◆ Task goal: Transcribe the lines below verbatim, skipping the images.

◆ ◆ ◆ ◆ ◆ ◆ ◆

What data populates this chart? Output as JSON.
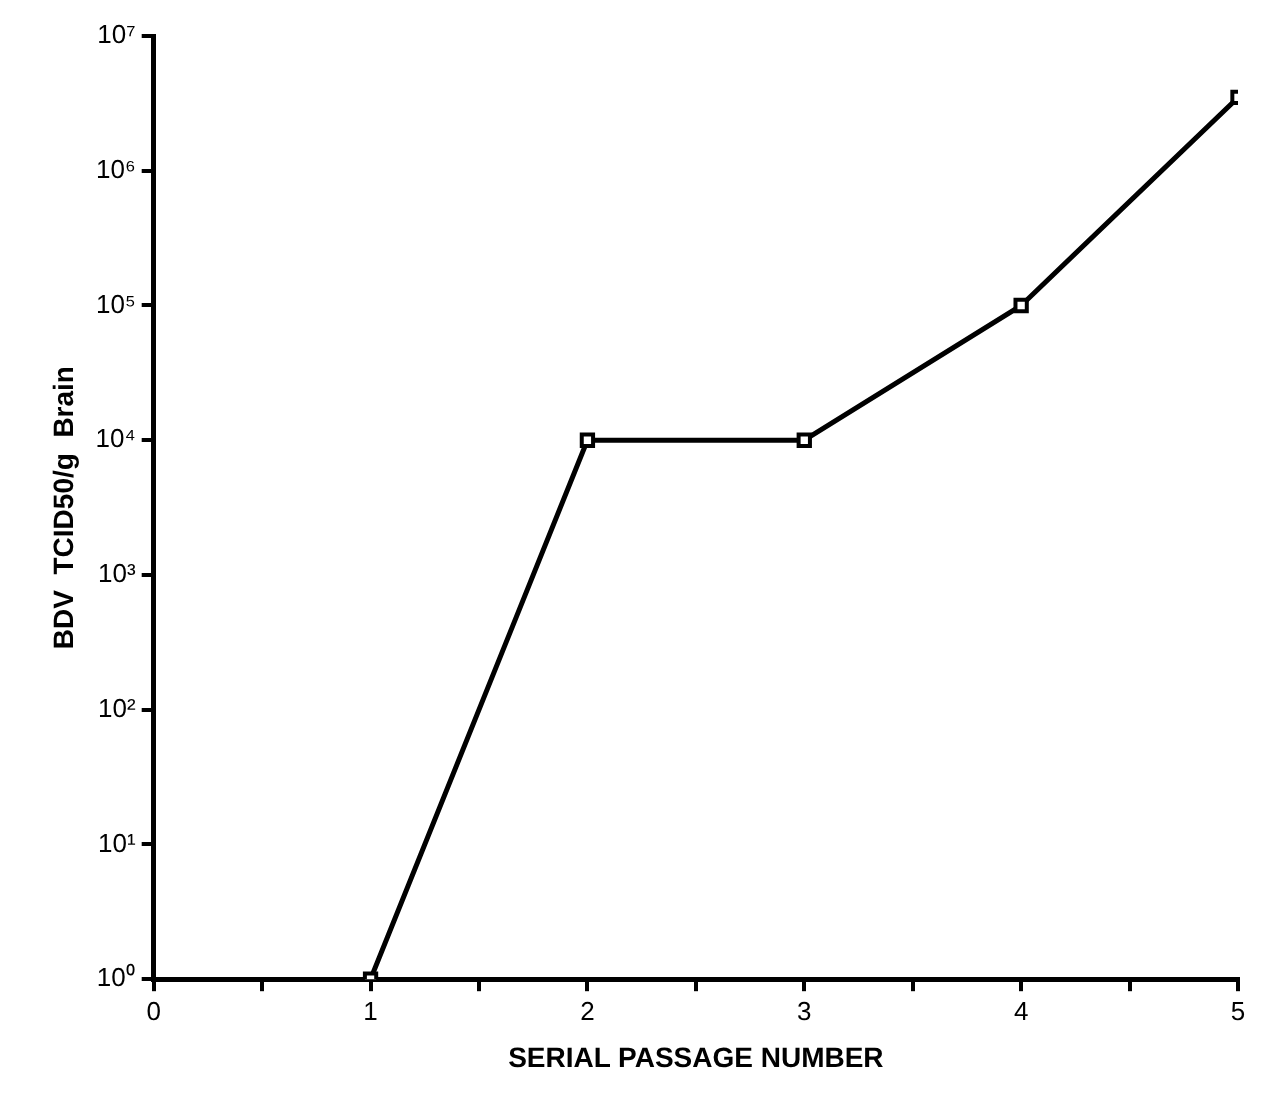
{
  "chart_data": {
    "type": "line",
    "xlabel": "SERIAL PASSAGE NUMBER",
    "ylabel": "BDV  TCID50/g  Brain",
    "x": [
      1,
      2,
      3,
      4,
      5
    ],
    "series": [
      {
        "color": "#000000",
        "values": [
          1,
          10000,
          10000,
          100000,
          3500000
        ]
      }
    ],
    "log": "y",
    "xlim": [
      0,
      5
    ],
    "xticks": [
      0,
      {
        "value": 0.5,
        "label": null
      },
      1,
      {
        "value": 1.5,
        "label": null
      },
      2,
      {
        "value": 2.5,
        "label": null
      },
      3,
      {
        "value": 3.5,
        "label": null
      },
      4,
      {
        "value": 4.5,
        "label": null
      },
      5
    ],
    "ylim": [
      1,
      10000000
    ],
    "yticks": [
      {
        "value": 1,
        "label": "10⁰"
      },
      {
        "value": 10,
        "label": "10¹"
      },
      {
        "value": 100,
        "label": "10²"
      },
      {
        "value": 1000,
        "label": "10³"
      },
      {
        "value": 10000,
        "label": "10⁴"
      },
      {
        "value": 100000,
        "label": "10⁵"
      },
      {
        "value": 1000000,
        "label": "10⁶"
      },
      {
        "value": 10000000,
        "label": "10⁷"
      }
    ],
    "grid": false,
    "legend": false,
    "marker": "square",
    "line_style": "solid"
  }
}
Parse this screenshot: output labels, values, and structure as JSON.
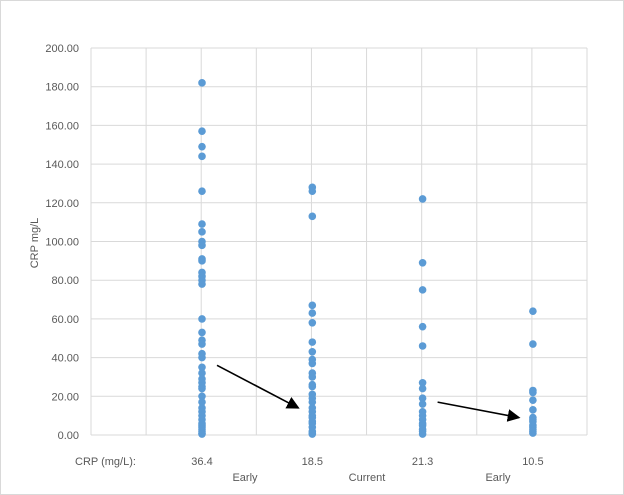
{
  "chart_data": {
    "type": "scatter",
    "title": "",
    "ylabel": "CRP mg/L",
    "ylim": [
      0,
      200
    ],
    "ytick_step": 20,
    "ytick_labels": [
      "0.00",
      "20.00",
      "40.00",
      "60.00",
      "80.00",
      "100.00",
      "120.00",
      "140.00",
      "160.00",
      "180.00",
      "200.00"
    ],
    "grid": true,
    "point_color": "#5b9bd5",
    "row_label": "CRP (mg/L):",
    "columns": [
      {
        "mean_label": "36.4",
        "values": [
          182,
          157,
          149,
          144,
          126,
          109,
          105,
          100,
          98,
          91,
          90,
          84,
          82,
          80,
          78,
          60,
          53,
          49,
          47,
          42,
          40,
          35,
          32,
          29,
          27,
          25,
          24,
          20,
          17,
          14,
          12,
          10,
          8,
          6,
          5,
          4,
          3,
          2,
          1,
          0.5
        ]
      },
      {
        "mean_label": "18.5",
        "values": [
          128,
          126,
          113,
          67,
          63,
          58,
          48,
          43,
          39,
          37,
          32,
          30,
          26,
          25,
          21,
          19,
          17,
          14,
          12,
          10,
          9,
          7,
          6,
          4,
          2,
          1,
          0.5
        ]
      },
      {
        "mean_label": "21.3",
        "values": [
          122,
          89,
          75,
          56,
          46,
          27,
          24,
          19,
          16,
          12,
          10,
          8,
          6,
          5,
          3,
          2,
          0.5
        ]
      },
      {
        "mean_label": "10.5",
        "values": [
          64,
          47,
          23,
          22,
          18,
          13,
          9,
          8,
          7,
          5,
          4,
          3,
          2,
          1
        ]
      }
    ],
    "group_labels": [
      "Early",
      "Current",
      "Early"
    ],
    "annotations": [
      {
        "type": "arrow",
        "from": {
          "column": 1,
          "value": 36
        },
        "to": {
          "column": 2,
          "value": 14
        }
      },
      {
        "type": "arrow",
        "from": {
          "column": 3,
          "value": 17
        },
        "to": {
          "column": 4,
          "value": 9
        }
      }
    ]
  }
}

◆ ◆ ◆ ◆ ◆ ◆ ◆

◆ Complete answer:
What data populates this chart? Output as JSON.
{
  "chart_data": {
    "type": "line",
    "xlabel": "SERIAL PASSAGE NUMBER",
    "ylabel": "BDV  TCID50/g  Brain",
    "x": [
      1,
      2,
      3,
      4,
      5
    ],
    "series": [
      {
        "color": "#000000",
        "values": [
          1,
          10000,
          10000,
          100000,
          3500000
        ]
      }
    ],
    "log": "y",
    "xlim": [
      0,
      5
    ],
    "xticks": [
      0,
      {
        "value": 0.5,
        "label": null
      },
      1,
      {
        "value": 1.5,
        "label": null
      },
      2,
      {
        "value": 2.5,
        "label": null
      },
      3,
      {
        "value": 3.5,
        "label": null
      },
      4,
      {
        "value": 4.5,
        "label": null
      },
      5
    ],
    "ylim": [
      1,
      10000000
    ],
    "yticks": [
      {
        "value": 1,
        "label": "10⁰"
      },
      {
        "value": 10,
        "label": "10¹"
      },
      {
        "value": 100,
        "label": "10²"
      },
      {
        "value": 1000,
        "label": "10³"
      },
      {
        "value": 10000,
        "label": "10⁴"
      },
      {
        "value": 100000,
        "label": "10⁵"
      },
      {
        "value": 1000000,
        "label": "10⁶"
      },
      {
        "value": 10000000,
        "label": "10⁷"
      }
    ],
    "grid": false,
    "legend": false,
    "marker": "square",
    "line_style": "solid"
  }
}
Parse this screenshot: output labels, values, and structure as JSON.
{
  "chart_data": {
    "type": "scatter",
    "title": "",
    "ylabel": "CRP mg/L",
    "ylim": [
      0,
      200
    ],
    "ytick_step": 20,
    "ytick_labels": [
      "0.00",
      "20.00",
      "40.00",
      "60.00",
      "80.00",
      "100.00",
      "120.00",
      "140.00",
      "160.00",
      "180.00",
      "200.00"
    ],
    "grid": true,
    "point_color": "#5b9bd5",
    "row_label": "CRP (mg/L):",
    "columns": [
      {
        "mean_label": "36.4",
        "values": [
          182,
          157,
          149,
          144,
          126,
          109,
          105,
          100,
          98,
          91,
          90,
          84,
          82,
          80,
          78,
          60,
          53,
          49,
          47,
          42,
          40,
          35,
          32,
          29,
          27,
          25,
          24,
          20,
          17,
          14,
          12,
          10,
          8,
          6,
          5,
          4,
          3,
          2,
          1,
          0.5
        ]
      },
      {
        "mean_label": "18.5",
        "values": [
          128,
          126,
          113,
          67,
          63,
          58,
          48,
          43,
          39,
          37,
          32,
          30,
          26,
          25,
          21,
          19,
          17,
          14,
          12,
          10,
          9,
          7,
          6,
          4,
          2,
          1,
          0.5
        ]
      },
      {
        "mean_label": "21.3",
        "values": [
          122,
          89,
          75,
          56,
          46,
          27,
          24,
          19,
          16,
          12,
          10,
          8,
          6,
          5,
          3,
          2,
          0.5
        ]
      },
      {
        "mean_label": "10.5",
        "values": [
          64,
          47,
          23,
          22,
          18,
          13,
          9,
          8,
          7,
          5,
          4,
          3,
          2,
          1
        ]
      }
    ],
    "group_labels": [
      "Early",
      "Current",
      "Early"
    ],
    "annotations": [
      {
        "type": "arrow",
        "from": {
          "column": 1,
          "value": 36
        },
        "to": {
          "column": 2,
          "value": 14
        }
      },
      {
        "type": "arrow",
        "from": {
          "column": 3,
          "value": 17
        },
        "to": {
          "column": 4,
          "value": 9
        }
      }
    ]
  }
}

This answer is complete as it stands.